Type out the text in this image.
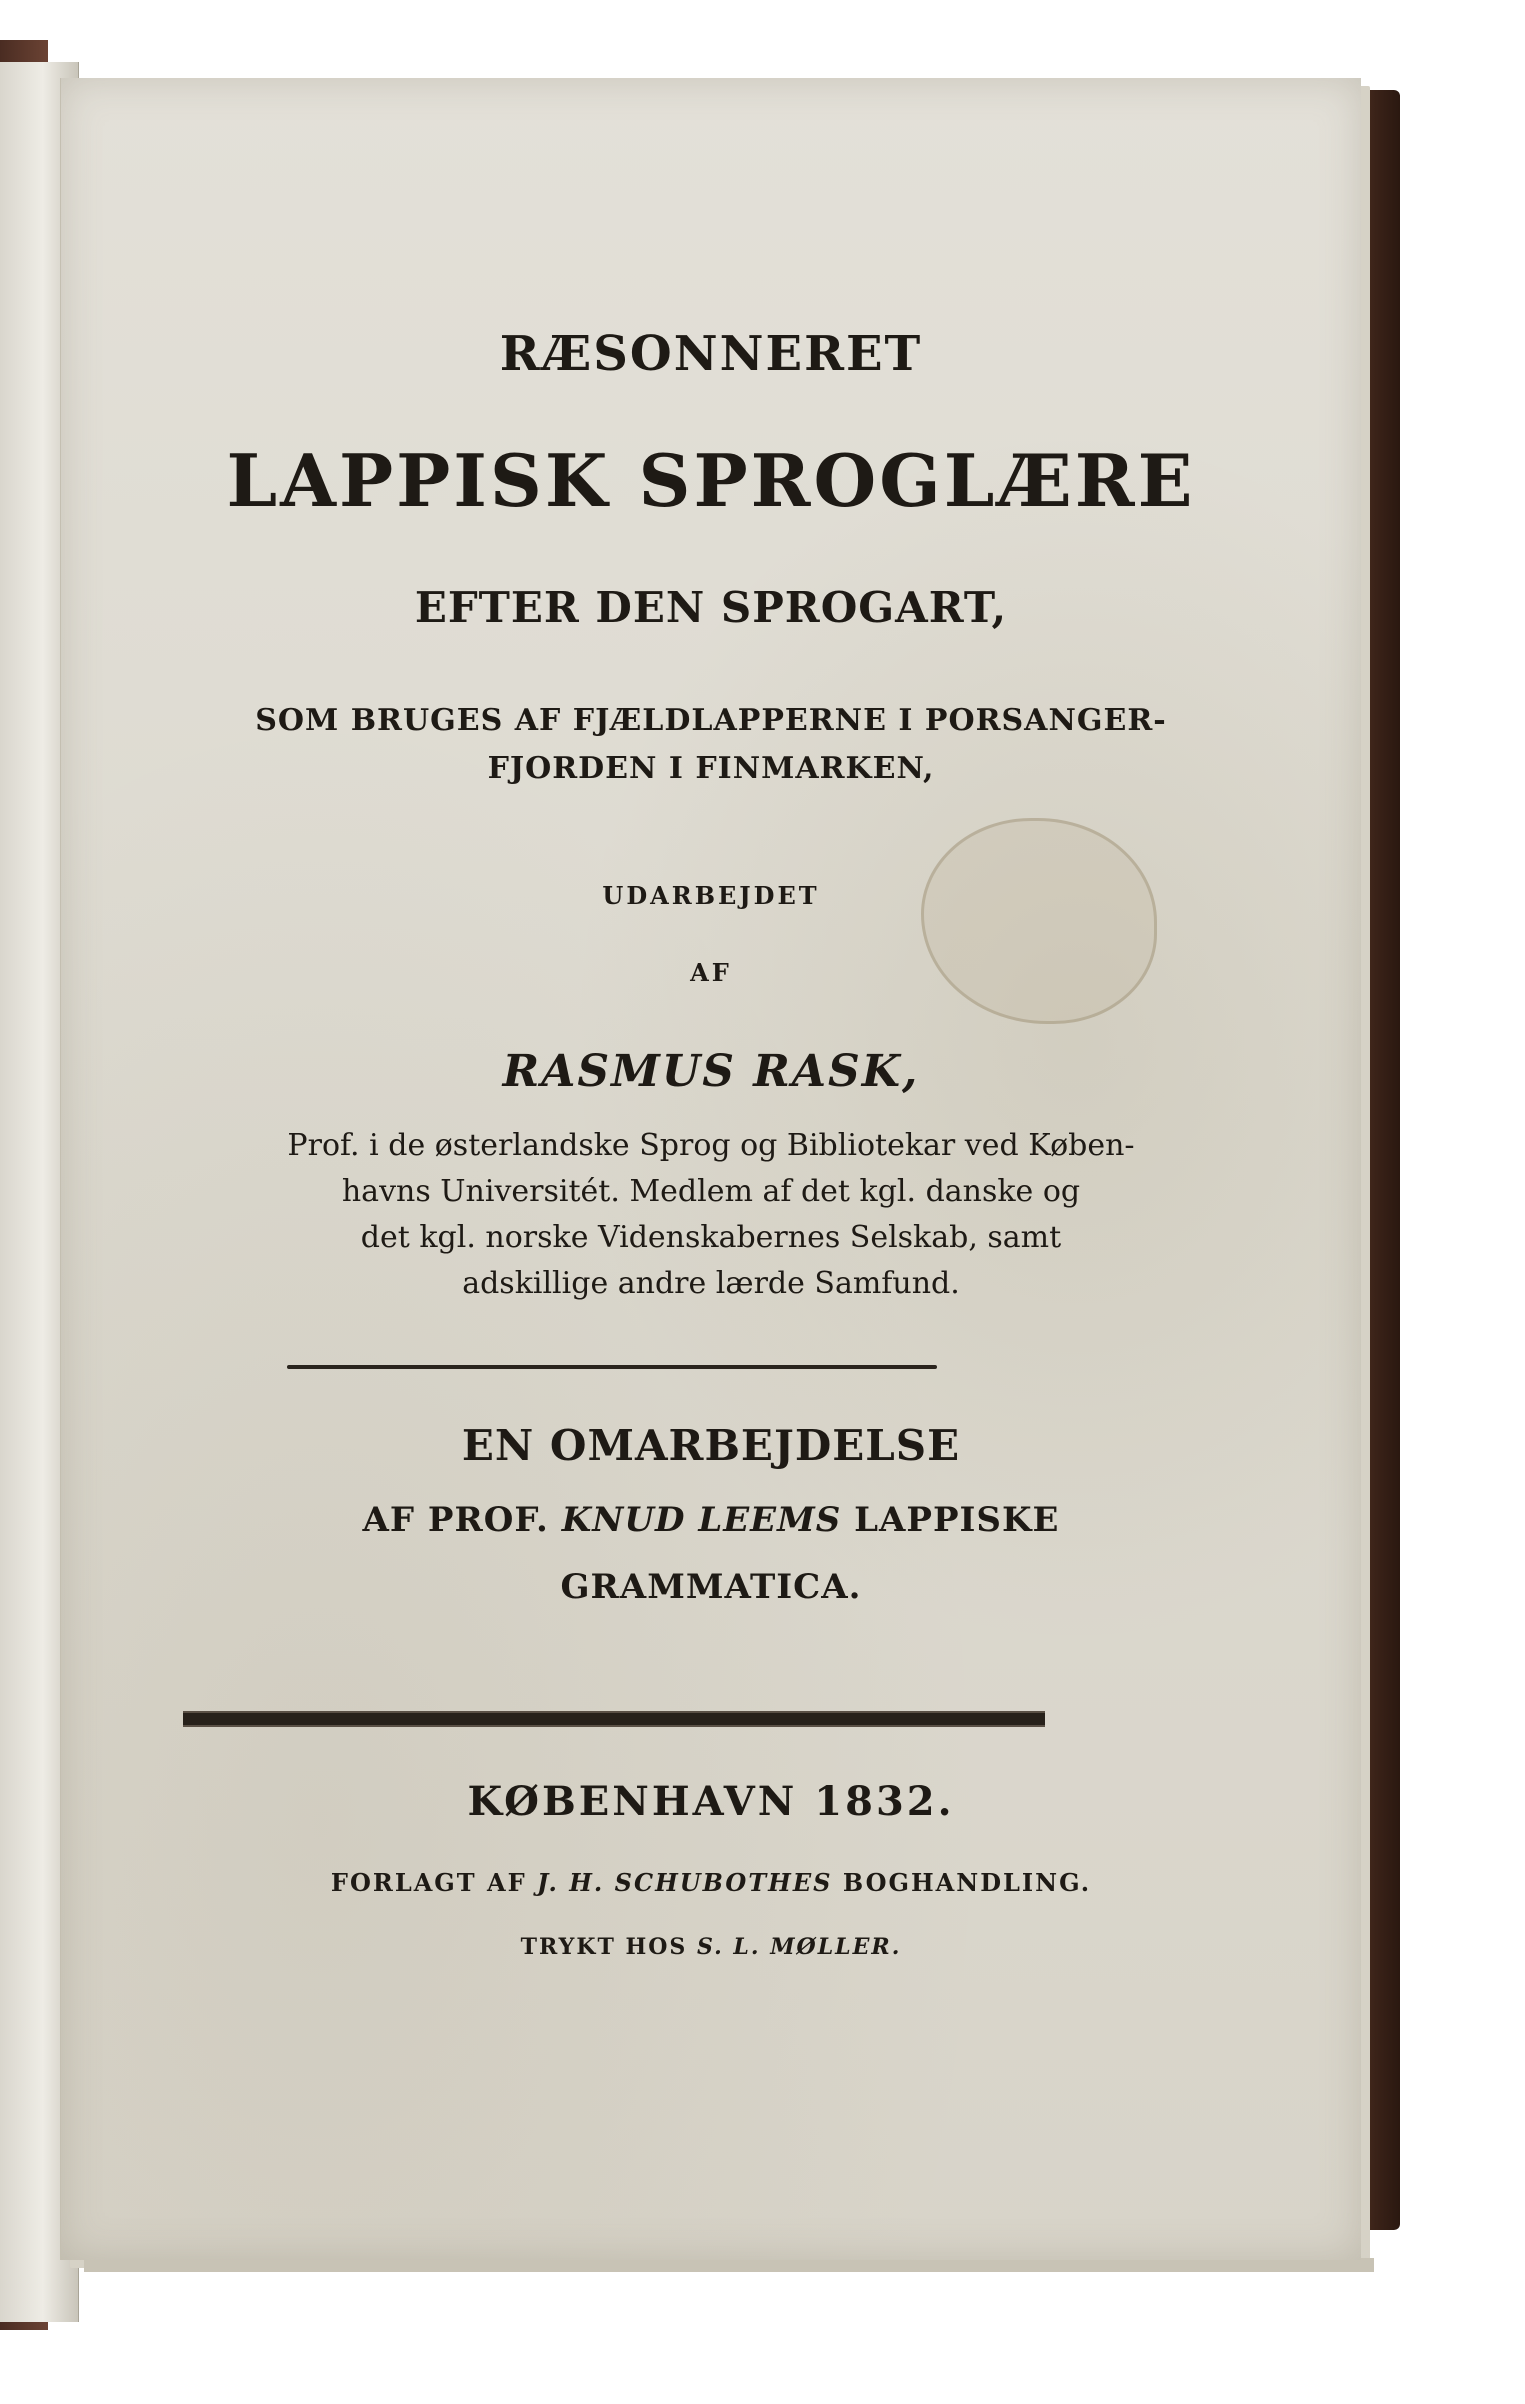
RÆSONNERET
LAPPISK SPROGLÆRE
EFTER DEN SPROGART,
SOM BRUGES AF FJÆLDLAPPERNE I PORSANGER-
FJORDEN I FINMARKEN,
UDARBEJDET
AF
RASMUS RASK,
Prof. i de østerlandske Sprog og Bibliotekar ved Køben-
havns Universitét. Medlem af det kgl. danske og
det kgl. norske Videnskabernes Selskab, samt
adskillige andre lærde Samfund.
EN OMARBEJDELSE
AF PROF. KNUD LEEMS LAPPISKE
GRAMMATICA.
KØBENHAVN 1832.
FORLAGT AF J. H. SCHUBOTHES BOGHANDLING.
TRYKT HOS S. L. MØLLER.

★ ★ ★

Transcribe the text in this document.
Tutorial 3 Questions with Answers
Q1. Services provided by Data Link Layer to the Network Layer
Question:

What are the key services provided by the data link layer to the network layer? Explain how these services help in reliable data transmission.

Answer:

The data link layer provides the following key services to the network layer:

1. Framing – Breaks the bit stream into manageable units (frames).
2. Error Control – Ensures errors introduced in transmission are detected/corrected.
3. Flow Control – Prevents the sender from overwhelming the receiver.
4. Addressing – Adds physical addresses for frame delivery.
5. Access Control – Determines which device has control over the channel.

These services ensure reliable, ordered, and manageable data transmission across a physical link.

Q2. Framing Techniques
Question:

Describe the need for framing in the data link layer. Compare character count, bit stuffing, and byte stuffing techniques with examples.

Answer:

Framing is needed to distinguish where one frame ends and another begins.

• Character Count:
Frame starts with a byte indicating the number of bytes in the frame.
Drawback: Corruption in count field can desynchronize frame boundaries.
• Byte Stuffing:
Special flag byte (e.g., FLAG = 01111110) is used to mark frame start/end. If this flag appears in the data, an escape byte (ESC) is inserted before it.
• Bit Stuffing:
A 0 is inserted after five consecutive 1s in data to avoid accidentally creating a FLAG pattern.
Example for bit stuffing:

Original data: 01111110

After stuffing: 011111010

★ ★ ★

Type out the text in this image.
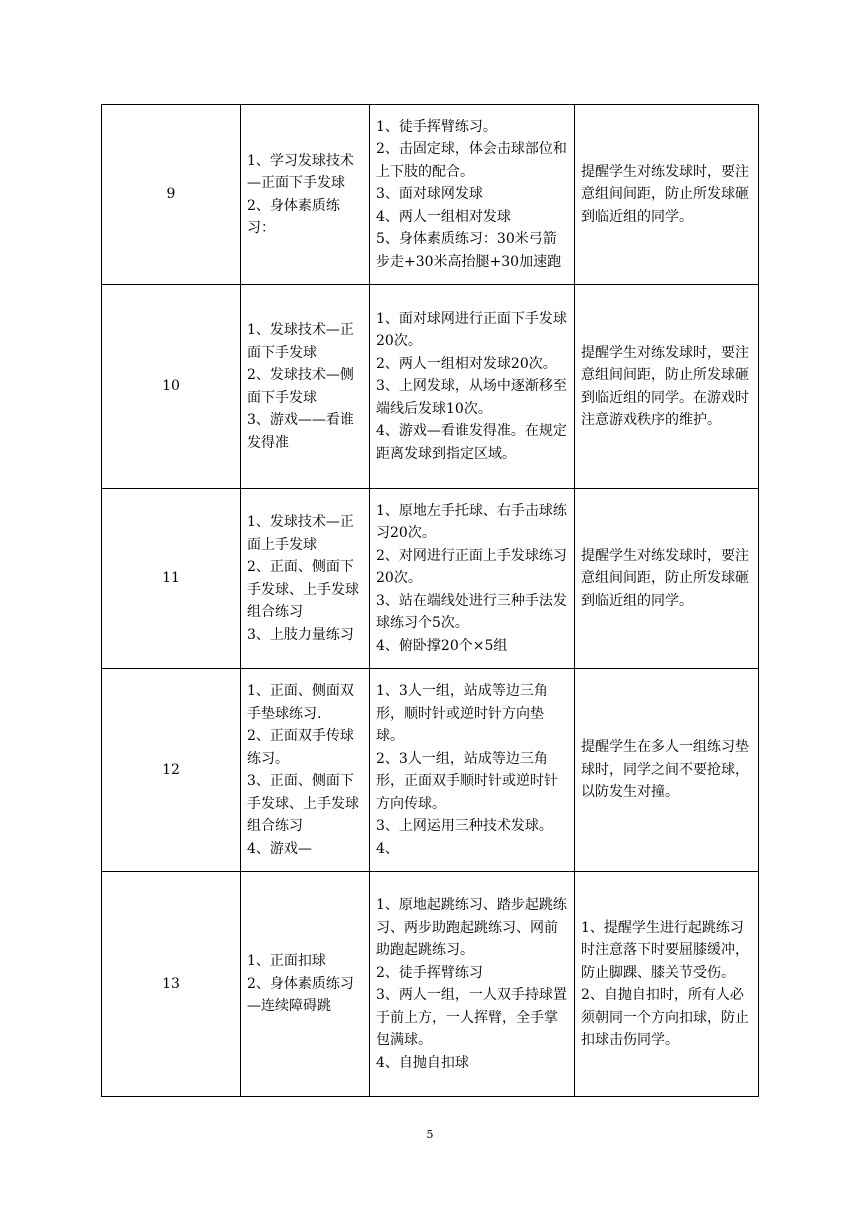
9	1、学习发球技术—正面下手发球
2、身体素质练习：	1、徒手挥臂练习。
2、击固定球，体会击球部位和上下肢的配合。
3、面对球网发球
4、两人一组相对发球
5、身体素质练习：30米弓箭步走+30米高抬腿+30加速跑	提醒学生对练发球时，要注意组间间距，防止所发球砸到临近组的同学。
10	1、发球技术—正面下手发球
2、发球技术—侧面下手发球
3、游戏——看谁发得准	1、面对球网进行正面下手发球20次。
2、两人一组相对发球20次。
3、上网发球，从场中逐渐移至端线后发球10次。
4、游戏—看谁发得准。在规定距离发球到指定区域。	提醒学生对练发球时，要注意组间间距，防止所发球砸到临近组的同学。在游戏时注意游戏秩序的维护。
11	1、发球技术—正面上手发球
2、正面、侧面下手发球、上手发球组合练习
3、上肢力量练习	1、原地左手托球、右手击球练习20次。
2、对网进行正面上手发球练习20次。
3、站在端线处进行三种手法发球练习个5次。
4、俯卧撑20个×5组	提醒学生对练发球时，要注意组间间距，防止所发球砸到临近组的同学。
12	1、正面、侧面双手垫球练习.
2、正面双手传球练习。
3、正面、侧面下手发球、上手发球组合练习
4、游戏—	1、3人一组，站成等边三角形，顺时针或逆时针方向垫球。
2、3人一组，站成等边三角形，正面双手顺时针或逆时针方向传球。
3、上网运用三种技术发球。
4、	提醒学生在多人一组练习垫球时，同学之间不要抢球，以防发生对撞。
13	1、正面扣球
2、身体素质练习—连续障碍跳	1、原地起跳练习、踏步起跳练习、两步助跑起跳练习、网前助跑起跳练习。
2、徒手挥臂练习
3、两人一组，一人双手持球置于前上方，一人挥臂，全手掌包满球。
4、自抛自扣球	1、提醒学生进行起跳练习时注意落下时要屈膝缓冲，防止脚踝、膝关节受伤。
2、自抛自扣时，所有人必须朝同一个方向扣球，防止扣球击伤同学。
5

★ ★ ★

Check each line of the records for the string "with" and state how many lines contain it. Give only the number.

3